*Stored records*
________
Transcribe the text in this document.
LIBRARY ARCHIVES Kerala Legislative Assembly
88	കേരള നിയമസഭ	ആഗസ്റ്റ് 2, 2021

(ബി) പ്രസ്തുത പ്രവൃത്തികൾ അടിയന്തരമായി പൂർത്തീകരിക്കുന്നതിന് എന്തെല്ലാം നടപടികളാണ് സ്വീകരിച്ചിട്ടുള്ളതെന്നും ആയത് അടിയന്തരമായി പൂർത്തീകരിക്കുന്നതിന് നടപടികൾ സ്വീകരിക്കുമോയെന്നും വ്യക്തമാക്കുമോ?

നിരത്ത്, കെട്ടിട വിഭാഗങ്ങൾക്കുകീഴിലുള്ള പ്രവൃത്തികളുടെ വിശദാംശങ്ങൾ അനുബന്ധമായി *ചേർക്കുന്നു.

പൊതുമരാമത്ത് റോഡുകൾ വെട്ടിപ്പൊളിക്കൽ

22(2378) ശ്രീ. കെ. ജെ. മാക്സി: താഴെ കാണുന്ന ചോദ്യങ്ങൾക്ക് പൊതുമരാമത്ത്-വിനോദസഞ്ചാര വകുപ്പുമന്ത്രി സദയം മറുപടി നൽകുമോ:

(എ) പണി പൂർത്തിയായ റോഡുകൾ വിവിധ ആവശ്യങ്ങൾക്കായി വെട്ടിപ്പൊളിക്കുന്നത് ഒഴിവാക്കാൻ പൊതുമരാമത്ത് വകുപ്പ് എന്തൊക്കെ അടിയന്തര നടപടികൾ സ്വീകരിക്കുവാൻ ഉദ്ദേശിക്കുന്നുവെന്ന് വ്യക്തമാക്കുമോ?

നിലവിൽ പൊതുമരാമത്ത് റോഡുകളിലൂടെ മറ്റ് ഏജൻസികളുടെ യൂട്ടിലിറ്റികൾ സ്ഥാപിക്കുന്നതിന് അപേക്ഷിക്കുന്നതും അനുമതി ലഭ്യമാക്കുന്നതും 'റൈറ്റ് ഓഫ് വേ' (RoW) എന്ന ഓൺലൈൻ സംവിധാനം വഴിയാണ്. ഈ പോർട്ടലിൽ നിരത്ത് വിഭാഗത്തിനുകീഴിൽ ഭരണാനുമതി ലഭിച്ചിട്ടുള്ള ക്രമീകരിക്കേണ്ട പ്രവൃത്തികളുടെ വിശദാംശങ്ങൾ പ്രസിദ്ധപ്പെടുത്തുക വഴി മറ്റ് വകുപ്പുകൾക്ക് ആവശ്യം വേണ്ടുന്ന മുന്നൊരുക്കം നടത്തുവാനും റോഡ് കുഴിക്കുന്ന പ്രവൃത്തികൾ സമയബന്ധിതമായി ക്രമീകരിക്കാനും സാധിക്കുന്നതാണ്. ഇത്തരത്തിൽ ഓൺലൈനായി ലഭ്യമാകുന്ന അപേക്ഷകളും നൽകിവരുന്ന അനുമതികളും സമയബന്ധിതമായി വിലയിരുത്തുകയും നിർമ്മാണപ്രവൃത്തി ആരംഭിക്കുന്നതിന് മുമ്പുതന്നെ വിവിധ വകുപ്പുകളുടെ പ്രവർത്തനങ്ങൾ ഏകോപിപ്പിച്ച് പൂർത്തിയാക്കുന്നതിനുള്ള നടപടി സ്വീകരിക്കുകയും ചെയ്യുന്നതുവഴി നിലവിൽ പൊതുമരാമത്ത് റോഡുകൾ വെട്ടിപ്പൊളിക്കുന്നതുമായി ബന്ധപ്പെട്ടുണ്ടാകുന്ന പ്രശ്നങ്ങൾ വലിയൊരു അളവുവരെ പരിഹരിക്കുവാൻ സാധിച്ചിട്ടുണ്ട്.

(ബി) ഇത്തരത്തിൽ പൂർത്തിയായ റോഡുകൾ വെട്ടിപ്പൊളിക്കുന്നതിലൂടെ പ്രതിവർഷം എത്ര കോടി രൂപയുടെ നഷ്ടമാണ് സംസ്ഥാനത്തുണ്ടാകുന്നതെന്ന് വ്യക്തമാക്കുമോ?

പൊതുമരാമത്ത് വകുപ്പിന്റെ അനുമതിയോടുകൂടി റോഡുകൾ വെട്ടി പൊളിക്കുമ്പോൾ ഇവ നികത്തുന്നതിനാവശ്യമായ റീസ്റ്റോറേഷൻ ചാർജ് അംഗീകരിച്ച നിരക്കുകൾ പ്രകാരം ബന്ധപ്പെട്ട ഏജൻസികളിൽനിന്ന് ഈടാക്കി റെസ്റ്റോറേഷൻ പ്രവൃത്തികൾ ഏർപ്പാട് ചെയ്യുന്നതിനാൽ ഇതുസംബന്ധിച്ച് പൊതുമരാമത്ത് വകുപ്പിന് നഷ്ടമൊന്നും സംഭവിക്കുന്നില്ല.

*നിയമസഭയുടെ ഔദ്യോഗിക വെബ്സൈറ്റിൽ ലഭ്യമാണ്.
________
Give the listing again, word for word.

*Worked solution*
Transcribe the text in this document.
LIBRARY ARCHIVES Kerala Legislative Assembly
88	കേരള നിയമസഭ	ആഗസ്റ്റ് 2, 2021

(ബി) പ്രസ്തുത പ്രവൃത്തികൾ അടിയന്തരമായി പൂർത്തീകരിക്കുന്നതിന് എന്തെല്ലാം നടപടികളാണ് സ്വീകരിച്ചിട്ടുള്ളതെന്നും ആയത് അടിയന്തരമായി പൂർത്തീകരിക്കുന്നതിന് നടപടികൾ സ്വീകരിക്കുമോയെന്നും വ്യക്തമാക്കുമോ?

നിരത്ത്, കെട്ടിട വിഭാഗങ്ങൾക്കുകീഴിലുള്ള പ്രവൃത്തികളുടെ വിശദാംശങ്ങൾ അനുബന്ധമായി *ചേർക്കുന്നു.

പൊതുമരാമത്ത് റോഡുകൾ വെട്ടിപ്പൊളിക്കൽ

22(2378) ശ്രീ. കെ. ജെ. മാക്സി: താഴെ കാണുന്ന ചോദ്യങ്ങൾക്ക് പൊതുമരാമത്ത്-വിനോദസഞ്ചാര വകുപ്പുമന്ത്രി സദയം മറുപടി നൽകുമോ:

(എ) പണി പൂർത്തിയായ റോഡുകൾ വിവിധ ആവശ്യങ്ങൾക്കായി വെട്ടിപ്പൊളിക്കുന്നത് ഒഴിവാക്കാൻ പൊതുമരാമത്ത് വകുപ്പ് എന്തൊക്കെ അടിയന്തര നടപടികൾ സ്വീകരിക്കുവാൻ ഉദ്ദേശിക്കുന്നുവെന്ന് വ്യക്തമാക്കുമോ?

നിലവിൽ പൊതുമരാമത്ത് റോഡുകളിലൂടെ മറ്റ് ഏജൻസികളുടെ യൂട്ടിലിറ്റികൾ സ്ഥാപിക്കുന്നതിന് അപേക്ഷിക്കുന്നതും അനുമതി ലഭ്യമാക്കുന്നതും 'റൈറ്റ് ഓഫ് വേ' (RoW) എന്ന ഓൺലൈൻ സംവിധാനം വഴിയാണ്. ഈ പോർട്ടലിൽ നിരത്ത് വിഭാഗത്തിനുകീഴിൽ ഭരണാനുമതി ലഭിച്ചിട്ടുള്ള ക്രമീകരിക്കേണ്ട പ്രവൃത്തികളുടെ വിശദാംശങ്ങൾ പ്രസിദ്ധപ്പെടുത്തുക വഴി മറ്റ് വകുപ്പുകൾക്ക് ആവശ്യം വേണ്ടുന്ന മുന്നൊരുക്കം നടത്തുവാനും റോഡ് കുഴിക്കുന്ന പ്രവൃത്തികൾ സമയബന്ധിതമായി ക്രമീകരിക്കാനും സാധിക്കുന്നതാണ്. ഇത്തരത്തിൽ ഓൺലൈനായി ലഭ്യമാകുന്ന അപേക്ഷകളും നൽകിവരുന്ന അനുമതികളും സമയബന്ധിതമായി വിലയിരുത്തുകയും നിർമ്മാണപ്രവൃത്തി ആരംഭിക്കുന്നതിന് മുമ്പുതന്നെ വിവിധ വകുപ്പുകളുടെ പ്രവർത്തനങ്ങൾ ഏകോപിപ്പിച്ച് പൂർത്തിയാക്കുന്നതിനുള്ള നടപടി സ്വീകരിക്കുകയും ചെയ്യുന്നതുവഴി നിലവിൽ പൊതുമരാമത്ത് റോഡുകൾ വെട്ടിപ്പൊളിക്കുന്നതുമായി ബന്ധപ്പെട്ടുണ്ടാകുന്ന പ്രശ്നങ്ങൾ വലിയൊരു അളവുവരെ പരിഹരിക്കുവാൻ സാധിച്ചിട്ടുണ്ട്.

(ബി) ഇത്തരത്തിൽ പൂർത്തിയായ റോഡുകൾ വെട്ടിപ്പൊളിക്കുന്നതിലൂടെ പ്രതിവർഷം എത്ര കോടി രൂപയുടെ നഷ്ടമാണ് സംസ്ഥാനത്തുണ്ടാകുന്നതെന്ന് വ്യക്തമാക്കുമോ?

പൊതുമരാമത്ത് വകുപ്പിന്റെ അനുമതിയോടുകൂടി റോഡുകൾ വെട്ടി പൊളിക്കുമ്പോൾ ഇവ നികത്തുന്നതിനാവശ്യമായ റീസ്റ്റോറേഷൻ ചാർജ് അംഗീകരിച്ച നിരക്കുകൾ പ്രകാരം ബന്ധപ്പെട്ട ഏജൻസികളിൽനിന്ന് ഈടാക്കി റെസ്റ്റോറേഷൻ പ്രവൃത്തികൾ ഏർപ്പാട് ചെയ്യുന്നതിനാൽ ഇതുസംബന്ധിച്ച് പൊതുമരാമത്ത് വകുപ്പിന് നഷ്ടമൊന്നും സംഭവിക്കുന്നില്ല.

*നിയമസഭയുടെ ഔദ്യോഗിക വെബ്സൈറ്റിൽ ലഭ്യമാണ്.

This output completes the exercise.